— Start Data supplied —

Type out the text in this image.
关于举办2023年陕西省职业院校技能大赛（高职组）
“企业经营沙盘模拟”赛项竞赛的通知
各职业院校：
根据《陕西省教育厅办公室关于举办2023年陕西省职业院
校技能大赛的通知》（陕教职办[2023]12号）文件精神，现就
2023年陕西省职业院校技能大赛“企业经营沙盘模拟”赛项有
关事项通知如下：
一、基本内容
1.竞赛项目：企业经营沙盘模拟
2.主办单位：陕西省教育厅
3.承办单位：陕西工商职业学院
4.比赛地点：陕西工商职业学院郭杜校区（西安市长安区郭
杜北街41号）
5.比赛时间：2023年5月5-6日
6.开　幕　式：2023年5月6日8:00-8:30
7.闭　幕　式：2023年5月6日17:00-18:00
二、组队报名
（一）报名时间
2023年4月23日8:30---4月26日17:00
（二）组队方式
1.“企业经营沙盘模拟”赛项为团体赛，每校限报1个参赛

— End Data supplied —

▶ _Set problem_: Print the records once more, exactly as they were given.

▶ _Answer to the task_:
Type out the text in this image.
关于举办2023年陕西省职业院校技能大赛（高职组）
“企业经营沙盘模拟”赛项竞赛的通知
各职业院校：
根据《陕西省教育厅办公室关于举办2023年陕西省职业院
校技能大赛的通知》（陕教职办[2023]12号）文件精神，现就
2023年陕西省职业院校技能大赛“企业经营沙盘模拟”赛项有
关事项通知如下：
一、基本内容
1.竞赛项目：企业经营沙盘模拟
2.主办单位：陕西省教育厅
3.承办单位：陕西工商职业学院
4.比赛地点：陕西工商职业学院郭杜校区（西安市长安区郭
杜北街41号）
5.比赛时间：2023年5月5-6日
6.开　幕　式：2023年5月6日8:00-8:30
7.闭　幕　式：2023年5月6日17:00-18:00
二、组队报名
（一）报名时间
2023年4月23日8:30---4月26日17:00
（二）组队方式
1.“企业经营沙盘模拟”赛项为团体赛，每校限报1个参赛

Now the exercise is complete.